▶ EXERCISE OBJECTIVE: In the records that follow, find each line with the word "Rajasthan" and copy it.
INPUT DATA START
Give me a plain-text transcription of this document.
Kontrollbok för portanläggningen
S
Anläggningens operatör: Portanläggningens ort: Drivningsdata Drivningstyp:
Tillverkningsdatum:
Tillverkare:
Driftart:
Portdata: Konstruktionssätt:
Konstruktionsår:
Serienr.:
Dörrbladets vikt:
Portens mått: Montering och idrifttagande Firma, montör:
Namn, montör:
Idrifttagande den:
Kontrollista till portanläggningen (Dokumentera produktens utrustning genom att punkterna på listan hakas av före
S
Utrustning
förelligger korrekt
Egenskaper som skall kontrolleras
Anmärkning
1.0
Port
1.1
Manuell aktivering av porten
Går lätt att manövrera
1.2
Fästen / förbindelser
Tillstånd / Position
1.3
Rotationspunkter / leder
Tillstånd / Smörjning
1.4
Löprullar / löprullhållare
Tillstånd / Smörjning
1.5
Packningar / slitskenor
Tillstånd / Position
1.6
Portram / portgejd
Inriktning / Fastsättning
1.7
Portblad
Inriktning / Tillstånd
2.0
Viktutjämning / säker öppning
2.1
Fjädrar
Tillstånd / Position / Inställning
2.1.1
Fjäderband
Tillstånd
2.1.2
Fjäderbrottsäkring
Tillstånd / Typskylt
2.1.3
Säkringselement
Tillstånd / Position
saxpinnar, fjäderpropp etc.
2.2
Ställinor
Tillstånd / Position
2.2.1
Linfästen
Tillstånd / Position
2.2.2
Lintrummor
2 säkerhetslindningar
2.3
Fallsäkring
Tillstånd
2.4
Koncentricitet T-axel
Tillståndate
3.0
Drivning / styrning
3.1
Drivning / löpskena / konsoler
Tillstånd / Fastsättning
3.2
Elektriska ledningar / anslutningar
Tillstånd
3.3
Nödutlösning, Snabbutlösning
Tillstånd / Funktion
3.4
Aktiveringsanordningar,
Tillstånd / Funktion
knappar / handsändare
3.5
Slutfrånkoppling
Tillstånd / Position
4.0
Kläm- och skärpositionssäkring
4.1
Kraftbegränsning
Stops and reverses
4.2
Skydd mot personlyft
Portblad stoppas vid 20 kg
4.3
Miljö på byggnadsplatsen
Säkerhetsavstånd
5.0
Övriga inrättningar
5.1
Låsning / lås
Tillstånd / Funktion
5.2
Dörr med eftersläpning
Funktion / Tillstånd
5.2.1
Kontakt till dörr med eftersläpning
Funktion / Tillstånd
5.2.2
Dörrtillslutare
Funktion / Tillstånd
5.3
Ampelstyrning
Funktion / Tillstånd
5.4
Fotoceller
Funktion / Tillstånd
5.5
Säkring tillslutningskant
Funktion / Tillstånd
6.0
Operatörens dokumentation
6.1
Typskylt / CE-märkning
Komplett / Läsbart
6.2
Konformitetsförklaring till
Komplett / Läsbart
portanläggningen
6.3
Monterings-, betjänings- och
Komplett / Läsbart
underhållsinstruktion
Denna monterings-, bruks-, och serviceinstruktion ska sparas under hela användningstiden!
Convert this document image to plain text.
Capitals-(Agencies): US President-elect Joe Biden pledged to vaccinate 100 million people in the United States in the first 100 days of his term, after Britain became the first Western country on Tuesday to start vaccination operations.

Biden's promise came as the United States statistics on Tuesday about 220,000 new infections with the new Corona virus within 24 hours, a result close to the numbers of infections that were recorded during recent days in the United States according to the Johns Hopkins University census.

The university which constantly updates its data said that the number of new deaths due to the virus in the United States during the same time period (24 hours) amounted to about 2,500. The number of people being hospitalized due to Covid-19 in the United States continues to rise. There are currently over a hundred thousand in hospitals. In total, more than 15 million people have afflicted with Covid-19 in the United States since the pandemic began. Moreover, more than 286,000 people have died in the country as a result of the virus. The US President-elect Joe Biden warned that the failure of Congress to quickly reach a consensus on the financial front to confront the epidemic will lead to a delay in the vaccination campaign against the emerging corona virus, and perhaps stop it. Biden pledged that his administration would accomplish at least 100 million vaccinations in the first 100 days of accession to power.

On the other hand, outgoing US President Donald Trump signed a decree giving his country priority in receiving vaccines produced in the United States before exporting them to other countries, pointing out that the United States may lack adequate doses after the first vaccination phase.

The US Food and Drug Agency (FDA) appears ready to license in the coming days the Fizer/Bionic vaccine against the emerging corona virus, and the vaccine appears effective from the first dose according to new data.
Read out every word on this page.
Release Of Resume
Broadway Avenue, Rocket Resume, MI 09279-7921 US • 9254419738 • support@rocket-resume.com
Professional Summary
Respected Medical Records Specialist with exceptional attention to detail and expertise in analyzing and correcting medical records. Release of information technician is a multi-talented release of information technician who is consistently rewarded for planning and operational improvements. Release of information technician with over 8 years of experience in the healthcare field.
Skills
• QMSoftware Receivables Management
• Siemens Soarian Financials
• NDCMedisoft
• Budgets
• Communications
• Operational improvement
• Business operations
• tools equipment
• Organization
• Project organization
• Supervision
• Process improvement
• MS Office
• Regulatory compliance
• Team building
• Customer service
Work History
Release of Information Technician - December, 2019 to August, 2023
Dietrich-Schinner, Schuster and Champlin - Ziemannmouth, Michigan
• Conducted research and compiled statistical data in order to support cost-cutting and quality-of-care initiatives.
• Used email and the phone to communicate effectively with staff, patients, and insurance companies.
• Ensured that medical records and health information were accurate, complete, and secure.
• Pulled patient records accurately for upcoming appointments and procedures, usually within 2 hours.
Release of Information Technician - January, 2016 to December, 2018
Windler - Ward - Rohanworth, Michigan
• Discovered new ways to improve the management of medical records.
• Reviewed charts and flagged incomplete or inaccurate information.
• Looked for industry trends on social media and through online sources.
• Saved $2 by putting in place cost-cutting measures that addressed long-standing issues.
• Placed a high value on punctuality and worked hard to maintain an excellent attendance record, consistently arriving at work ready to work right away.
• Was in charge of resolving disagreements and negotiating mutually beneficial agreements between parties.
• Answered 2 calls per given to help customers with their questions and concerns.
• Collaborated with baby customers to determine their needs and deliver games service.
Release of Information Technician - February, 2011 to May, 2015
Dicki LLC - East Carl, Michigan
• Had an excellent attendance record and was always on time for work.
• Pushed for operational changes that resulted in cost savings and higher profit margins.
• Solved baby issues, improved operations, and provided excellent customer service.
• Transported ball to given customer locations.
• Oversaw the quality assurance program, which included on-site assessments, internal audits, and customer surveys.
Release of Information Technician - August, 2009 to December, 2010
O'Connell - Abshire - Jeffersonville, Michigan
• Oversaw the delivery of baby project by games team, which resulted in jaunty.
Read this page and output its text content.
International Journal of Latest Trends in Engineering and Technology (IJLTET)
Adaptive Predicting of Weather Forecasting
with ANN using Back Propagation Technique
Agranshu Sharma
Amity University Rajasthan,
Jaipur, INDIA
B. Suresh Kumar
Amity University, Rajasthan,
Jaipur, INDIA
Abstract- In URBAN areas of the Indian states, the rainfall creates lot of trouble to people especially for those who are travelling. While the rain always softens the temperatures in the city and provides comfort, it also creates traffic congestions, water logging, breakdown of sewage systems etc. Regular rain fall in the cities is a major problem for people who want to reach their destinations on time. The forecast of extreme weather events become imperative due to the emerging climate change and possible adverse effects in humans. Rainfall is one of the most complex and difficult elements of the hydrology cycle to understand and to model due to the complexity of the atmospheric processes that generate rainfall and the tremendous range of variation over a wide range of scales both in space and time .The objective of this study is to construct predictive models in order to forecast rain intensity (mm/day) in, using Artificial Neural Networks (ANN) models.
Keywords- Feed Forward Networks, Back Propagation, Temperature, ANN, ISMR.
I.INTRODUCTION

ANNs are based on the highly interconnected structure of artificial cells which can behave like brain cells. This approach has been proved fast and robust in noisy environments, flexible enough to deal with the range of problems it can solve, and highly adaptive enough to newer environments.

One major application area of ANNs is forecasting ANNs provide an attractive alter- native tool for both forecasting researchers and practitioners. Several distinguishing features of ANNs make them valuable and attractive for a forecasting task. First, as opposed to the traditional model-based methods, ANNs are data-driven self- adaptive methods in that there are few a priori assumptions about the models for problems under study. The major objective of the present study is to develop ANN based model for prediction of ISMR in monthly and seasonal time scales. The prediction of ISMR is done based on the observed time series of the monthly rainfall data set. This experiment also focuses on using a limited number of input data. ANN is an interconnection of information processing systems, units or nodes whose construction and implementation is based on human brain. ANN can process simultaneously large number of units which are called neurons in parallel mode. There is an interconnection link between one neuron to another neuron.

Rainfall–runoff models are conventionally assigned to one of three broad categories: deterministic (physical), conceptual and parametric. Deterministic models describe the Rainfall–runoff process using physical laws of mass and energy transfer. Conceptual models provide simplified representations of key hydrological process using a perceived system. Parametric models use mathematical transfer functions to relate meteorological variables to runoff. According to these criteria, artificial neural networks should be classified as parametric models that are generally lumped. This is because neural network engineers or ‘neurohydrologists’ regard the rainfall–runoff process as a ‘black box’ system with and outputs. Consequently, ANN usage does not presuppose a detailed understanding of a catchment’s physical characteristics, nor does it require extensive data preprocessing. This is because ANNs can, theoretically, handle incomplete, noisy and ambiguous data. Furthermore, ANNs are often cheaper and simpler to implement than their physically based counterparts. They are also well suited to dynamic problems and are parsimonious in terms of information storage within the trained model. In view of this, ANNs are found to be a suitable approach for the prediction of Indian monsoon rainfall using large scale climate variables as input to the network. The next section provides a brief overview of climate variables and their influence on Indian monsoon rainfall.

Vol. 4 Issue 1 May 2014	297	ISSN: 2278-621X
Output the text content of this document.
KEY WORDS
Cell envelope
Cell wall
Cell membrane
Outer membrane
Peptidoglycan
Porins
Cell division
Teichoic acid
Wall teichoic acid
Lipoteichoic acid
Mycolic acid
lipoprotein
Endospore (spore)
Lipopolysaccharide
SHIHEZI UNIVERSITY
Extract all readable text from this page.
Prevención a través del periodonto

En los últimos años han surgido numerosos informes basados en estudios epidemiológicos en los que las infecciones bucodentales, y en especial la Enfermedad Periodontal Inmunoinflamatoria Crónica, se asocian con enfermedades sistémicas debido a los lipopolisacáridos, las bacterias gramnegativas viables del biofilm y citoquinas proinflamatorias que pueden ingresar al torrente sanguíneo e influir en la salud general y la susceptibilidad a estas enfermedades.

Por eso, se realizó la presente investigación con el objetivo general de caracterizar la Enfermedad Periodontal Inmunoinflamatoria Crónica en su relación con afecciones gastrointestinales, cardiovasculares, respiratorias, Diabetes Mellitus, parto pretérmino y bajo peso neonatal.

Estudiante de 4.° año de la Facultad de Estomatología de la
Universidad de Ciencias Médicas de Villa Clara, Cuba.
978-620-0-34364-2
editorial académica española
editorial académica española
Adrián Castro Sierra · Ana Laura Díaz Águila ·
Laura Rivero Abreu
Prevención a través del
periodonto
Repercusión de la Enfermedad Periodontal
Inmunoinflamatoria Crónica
INPUT DATA END
▶ RESULT BELOW:
Amity University Rajasthan,
Amity University, Rajasthan,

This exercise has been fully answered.